__TASK PROMPT__.
Restate each line of the listing exactly, without carrying over any pictures.
----
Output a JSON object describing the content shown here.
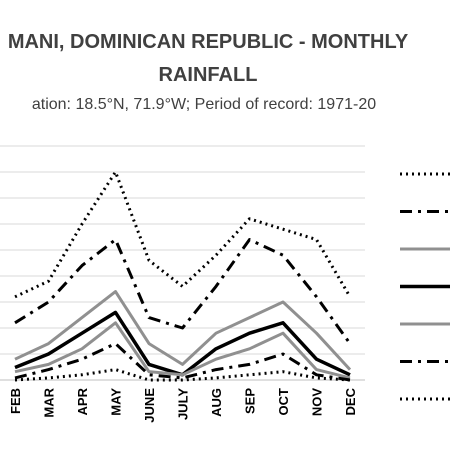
{
  "chart_data": {
    "type": "line",
    "title_line1": "MANI, DOMINICAN REPUBLIC - MONTHLY",
    "title_line2": "RAINFALL",
    "subtitle": "ation: 18.5°N, 71.9°W; Period of record: 1971-20",
    "categories": [
      "FEB",
      "MAR",
      "APR",
      "MAY",
      "JUNE",
      "JULY",
      "AUG",
      "SEP",
      "OCT",
      "NOV",
      "DEC"
    ],
    "ylim": [
      0,
      225
    ],
    "grid": true,
    "legend": "right",
    "series": [
      {
        "style": "dotted",
        "color": "#000000",
        "width": 3,
        "values": [
          80,
          95,
          150,
          200,
          115,
          90,
          120,
          155,
          145,
          135,
          80
        ]
      },
      {
        "style": "dashdot",
        "color": "#000000",
        "width": 3,
        "values": [
          55,
          75,
          110,
          135,
          60,
          50,
          90,
          135,
          120,
          80,
          35
        ]
      },
      {
        "style": "solid",
        "color": "#909090",
        "width": 3,
        "values": [
          20,
          35,
          60,
          85,
          35,
          15,
          45,
          60,
          75,
          45,
          10
        ]
      },
      {
        "style": "solid",
        "color": "#000000",
        "width": 3.5,
        "values": [
          12,
          25,
          45,
          65,
          15,
          5,
          30,
          45,
          55,
          20,
          5
        ]
      },
      {
        "style": "solid",
        "color": "#909090",
        "width": 3,
        "values": [
          8,
          15,
          30,
          55,
          8,
          5,
          20,
          30,
          45,
          10,
          2
        ]
      },
      {
        "style": "dashdot",
        "color": "#000000",
        "width": 3,
        "values": [
          2,
          10,
          20,
          35,
          5,
          2,
          10,
          15,
          25,
          5,
          0
        ]
      },
      {
        "style": "dotted",
        "color": "#000000",
        "width": 3,
        "values": [
          0,
          2,
          5,
          10,
          0,
          0,
          2,
          5,
          8,
          2,
          0
        ]
      }
    ]
  }
}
----
__FULL OUTPUT__.
Output a JSON object describing the content shown here.
{
  "chart_data": {
    "type": "line",
    "title_line1": "MANI, DOMINICAN REPUBLIC - MONTHLY",
    "title_line2": "RAINFALL",
    "subtitle": "ation: 18.5°N, 71.9°W; Period of record: 1971-20",
    "categories": [
      "FEB",
      "MAR",
      "APR",
      "MAY",
      "JUNE",
      "JULY",
      "AUG",
      "SEP",
      "OCT",
      "NOV",
      "DEC"
    ],
    "ylim": [
      0,
      225
    ],
    "grid": true,
    "legend": "right",
    "series": [
      {
        "style": "dotted",
        "color": "#000000",
        "width": 3,
        "values": [
          80,
          95,
          150,
          200,
          115,
          90,
          120,
          155,
          145,
          135,
          80
        ]
      },
      {
        "style": "dashdot",
        "color": "#000000",
        "width": 3,
        "values": [
          55,
          75,
          110,
          135,
          60,
          50,
          90,
          135,
          120,
          80,
          35
        ]
      },
      {
        "style": "solid",
        "color": "#909090",
        "width": 3,
        "values": [
          20,
          35,
          60,
          85,
          35,
          15,
          45,
          60,
          75,
          45,
          10
        ]
      },
      {
        "style": "solid",
        "color": "#000000",
        "width": 3.5,
        "values": [
          12,
          25,
          45,
          65,
          15,
          5,
          30,
          45,
          55,
          20,
          5
        ]
      },
      {
        "style": "solid",
        "color": "#909090",
        "width": 3,
        "values": [
          8,
          15,
          30,
          55,
          8,
          5,
          20,
          30,
          45,
          10,
          2
        ]
      },
      {
        "style": "dashdot",
        "color": "#000000",
        "width": 3,
        "values": [
          2,
          10,
          20,
          35,
          5,
          2,
          10,
          15,
          25,
          5,
          0
        ]
      },
      {
        "style": "dotted",
        "color": "#000000",
        "width": 3,
        "values": [
          0,
          2,
          5,
          10,
          0,
          0,
          2,
          5,
          8,
          2,
          0
        ]
      }
    ]
  }
}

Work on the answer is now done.